Supplied entries >>
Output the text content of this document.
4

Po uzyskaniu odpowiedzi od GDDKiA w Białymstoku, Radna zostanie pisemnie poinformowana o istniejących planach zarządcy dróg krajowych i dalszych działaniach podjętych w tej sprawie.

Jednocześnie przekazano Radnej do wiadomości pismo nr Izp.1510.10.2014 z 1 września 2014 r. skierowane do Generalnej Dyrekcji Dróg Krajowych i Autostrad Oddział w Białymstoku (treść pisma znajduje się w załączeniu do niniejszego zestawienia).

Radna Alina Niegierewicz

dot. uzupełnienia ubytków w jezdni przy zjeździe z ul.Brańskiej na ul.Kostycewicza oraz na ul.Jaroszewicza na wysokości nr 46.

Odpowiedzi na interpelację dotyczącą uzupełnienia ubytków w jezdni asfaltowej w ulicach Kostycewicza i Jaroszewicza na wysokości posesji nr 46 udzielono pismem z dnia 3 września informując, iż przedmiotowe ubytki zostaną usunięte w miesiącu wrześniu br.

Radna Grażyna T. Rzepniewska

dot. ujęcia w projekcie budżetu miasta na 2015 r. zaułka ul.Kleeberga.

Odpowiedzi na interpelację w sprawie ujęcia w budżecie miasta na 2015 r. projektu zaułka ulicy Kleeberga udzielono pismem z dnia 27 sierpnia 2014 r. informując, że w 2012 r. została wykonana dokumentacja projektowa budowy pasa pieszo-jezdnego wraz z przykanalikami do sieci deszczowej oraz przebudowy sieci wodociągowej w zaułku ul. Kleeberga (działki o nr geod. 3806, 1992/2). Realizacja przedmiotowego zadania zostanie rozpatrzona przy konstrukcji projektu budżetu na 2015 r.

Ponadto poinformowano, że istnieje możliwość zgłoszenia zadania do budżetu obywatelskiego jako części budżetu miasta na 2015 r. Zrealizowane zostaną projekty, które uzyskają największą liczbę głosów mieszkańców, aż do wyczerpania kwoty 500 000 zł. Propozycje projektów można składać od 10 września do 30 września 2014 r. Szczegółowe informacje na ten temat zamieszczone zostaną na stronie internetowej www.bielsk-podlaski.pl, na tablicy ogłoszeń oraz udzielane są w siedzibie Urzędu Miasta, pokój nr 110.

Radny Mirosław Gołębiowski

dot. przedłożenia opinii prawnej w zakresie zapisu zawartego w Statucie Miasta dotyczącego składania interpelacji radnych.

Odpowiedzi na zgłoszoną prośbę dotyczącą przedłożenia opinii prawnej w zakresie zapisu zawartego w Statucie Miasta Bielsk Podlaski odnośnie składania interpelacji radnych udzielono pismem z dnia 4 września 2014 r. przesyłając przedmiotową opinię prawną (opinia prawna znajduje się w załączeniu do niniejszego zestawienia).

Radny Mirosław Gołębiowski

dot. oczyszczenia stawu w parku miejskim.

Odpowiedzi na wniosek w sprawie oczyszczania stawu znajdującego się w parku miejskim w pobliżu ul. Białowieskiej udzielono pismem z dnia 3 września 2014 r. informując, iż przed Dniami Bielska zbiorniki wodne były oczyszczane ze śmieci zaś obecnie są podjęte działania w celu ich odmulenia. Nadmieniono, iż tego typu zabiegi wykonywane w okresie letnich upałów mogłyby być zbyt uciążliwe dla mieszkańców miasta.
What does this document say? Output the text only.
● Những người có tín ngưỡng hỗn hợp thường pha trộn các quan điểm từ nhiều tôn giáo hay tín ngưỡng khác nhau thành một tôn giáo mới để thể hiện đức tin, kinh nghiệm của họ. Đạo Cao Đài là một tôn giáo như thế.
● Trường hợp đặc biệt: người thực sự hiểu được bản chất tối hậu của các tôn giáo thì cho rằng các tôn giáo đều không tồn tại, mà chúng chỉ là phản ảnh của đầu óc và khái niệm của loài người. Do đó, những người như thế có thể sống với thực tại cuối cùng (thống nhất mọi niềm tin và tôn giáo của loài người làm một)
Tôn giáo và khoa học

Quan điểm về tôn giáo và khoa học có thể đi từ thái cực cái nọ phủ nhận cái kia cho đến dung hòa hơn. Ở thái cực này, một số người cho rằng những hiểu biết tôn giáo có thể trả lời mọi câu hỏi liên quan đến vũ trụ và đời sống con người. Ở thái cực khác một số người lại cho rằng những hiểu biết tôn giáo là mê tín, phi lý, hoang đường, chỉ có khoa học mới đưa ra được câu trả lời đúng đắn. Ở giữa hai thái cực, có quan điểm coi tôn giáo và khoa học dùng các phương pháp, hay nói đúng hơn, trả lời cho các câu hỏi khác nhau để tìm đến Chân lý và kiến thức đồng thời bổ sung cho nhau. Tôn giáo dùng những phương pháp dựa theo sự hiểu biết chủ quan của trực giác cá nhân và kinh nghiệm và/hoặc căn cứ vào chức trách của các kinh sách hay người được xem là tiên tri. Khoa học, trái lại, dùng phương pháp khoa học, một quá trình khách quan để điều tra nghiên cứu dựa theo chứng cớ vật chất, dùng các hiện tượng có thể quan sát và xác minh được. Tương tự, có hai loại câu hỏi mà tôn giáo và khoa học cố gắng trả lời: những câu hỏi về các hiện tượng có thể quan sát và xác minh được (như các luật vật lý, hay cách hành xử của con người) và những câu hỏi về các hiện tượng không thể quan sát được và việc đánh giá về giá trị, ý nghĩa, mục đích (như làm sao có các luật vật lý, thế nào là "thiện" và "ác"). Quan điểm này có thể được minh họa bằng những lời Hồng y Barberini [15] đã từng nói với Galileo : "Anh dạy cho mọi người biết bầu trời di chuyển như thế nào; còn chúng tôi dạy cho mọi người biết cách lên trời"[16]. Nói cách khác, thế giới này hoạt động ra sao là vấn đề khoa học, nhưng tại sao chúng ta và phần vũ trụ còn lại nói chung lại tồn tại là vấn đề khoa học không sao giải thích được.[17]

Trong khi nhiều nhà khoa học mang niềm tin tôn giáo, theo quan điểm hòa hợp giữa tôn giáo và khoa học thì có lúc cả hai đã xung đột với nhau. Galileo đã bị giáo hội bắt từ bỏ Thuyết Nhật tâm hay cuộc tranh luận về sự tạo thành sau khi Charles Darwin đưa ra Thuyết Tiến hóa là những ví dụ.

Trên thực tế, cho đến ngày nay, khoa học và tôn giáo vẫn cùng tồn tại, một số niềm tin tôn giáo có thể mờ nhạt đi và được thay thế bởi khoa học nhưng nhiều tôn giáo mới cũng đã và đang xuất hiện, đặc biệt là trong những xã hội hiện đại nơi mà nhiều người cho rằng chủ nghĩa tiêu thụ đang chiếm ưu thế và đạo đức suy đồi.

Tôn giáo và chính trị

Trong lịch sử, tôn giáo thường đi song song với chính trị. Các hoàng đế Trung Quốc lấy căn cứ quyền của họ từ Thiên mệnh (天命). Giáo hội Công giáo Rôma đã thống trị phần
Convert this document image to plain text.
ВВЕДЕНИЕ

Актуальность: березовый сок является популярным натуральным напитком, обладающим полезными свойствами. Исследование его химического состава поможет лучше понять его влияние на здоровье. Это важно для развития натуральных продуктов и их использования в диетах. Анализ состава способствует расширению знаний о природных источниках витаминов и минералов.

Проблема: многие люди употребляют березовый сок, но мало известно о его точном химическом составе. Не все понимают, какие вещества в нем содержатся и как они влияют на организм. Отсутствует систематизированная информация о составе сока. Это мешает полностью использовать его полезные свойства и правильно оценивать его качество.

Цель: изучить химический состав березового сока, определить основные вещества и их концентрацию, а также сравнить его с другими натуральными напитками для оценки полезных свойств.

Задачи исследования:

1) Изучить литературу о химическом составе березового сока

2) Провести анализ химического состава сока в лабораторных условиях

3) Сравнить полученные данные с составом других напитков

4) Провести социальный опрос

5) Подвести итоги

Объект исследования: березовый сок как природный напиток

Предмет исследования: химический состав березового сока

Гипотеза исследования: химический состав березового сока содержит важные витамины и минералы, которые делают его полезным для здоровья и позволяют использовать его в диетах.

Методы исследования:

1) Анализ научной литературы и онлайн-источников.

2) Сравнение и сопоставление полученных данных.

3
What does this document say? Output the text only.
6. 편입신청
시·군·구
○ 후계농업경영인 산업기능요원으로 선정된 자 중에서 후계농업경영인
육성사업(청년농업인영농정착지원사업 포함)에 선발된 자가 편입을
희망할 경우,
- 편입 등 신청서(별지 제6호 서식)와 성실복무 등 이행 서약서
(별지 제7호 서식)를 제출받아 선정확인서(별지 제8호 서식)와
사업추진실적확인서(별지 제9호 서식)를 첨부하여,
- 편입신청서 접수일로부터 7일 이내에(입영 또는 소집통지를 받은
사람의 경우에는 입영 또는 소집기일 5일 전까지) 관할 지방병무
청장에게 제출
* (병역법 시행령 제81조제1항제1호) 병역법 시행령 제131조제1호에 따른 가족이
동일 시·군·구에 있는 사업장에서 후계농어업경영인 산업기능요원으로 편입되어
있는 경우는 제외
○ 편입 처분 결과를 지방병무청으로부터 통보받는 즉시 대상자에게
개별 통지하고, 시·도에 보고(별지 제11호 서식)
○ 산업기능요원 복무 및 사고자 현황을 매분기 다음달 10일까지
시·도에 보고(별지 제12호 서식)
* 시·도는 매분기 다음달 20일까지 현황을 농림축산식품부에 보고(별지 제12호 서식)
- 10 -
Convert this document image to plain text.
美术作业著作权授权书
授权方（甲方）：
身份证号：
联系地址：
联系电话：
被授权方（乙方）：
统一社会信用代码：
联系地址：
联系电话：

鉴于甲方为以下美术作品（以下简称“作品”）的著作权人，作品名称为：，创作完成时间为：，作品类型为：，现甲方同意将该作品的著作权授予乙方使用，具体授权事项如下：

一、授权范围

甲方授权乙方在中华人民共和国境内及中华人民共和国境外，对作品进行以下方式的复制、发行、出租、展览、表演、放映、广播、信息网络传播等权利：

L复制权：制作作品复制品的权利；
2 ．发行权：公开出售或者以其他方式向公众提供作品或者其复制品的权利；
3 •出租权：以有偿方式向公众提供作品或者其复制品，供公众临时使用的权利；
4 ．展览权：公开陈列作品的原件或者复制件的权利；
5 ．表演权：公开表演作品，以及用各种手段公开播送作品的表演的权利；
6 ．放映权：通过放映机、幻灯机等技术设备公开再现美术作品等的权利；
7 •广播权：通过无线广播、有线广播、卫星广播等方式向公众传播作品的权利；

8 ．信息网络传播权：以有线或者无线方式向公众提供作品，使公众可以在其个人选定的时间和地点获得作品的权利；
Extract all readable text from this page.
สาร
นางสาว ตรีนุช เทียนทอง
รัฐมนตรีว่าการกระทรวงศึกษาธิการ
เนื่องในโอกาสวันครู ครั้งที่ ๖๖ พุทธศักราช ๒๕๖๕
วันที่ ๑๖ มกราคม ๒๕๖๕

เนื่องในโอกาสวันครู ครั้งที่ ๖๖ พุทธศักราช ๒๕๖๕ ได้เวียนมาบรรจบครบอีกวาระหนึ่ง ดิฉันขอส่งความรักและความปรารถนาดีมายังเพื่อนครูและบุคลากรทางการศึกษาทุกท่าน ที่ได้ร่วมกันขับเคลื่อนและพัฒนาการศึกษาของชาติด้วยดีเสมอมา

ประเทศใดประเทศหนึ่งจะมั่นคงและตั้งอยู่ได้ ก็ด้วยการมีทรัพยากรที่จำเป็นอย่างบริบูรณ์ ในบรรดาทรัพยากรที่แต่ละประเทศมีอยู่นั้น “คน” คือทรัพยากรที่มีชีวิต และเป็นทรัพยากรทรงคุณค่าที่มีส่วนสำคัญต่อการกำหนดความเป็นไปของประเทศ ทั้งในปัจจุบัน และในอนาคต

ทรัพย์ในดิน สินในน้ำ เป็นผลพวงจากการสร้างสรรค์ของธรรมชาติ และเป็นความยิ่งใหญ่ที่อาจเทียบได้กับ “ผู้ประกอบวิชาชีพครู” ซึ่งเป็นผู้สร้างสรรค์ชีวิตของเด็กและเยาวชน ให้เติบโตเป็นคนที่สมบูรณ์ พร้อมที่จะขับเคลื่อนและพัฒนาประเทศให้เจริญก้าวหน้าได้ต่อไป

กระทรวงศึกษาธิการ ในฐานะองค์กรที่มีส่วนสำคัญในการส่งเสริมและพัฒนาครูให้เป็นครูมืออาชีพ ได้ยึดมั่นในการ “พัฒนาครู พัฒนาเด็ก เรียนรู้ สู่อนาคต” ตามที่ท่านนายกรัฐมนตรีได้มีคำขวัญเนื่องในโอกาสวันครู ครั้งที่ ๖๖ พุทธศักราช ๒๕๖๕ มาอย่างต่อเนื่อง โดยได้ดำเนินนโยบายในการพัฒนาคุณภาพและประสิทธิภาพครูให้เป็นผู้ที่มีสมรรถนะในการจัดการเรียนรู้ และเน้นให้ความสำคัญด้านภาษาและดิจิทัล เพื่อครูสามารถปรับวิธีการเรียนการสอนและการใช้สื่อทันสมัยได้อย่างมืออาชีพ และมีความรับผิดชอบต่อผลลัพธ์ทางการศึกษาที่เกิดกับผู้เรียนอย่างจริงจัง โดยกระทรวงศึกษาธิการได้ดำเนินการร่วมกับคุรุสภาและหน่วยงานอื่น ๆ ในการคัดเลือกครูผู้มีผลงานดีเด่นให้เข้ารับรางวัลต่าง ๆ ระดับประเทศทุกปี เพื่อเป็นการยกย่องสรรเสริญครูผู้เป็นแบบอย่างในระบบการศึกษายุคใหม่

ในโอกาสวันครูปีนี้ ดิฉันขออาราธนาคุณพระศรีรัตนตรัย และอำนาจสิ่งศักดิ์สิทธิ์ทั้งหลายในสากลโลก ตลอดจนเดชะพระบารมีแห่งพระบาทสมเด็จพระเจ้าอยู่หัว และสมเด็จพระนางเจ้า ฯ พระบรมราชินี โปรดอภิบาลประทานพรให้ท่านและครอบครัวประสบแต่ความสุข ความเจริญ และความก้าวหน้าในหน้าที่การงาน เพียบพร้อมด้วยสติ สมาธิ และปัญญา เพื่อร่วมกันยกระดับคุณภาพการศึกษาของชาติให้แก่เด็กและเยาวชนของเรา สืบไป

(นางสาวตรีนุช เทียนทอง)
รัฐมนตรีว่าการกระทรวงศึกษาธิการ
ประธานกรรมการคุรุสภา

Exercise instructions >>
Reproduce each line holding the word "parku".

Written answer >>
dot. oczyszczenia stawu w parku miejskim.
Odpowiedzi na wniosek w sprawie oczyszczania stawu znajdującego się w parku miejskim w pobliżu ul. Białowieskiej udzielono pismem z dnia 3 września 2014 r. informując, iż przed Dniami Bielska zbiorniki wodne były oczyszczane ze śmieci zaś obecnie są podjęte działania w celu ich odmulenia. Nadmieniono, iż tego typu zabiegi wykonywane w okresie letnich upałów mogłyby być zbyt uciążliwe dla mieszkańców miasta.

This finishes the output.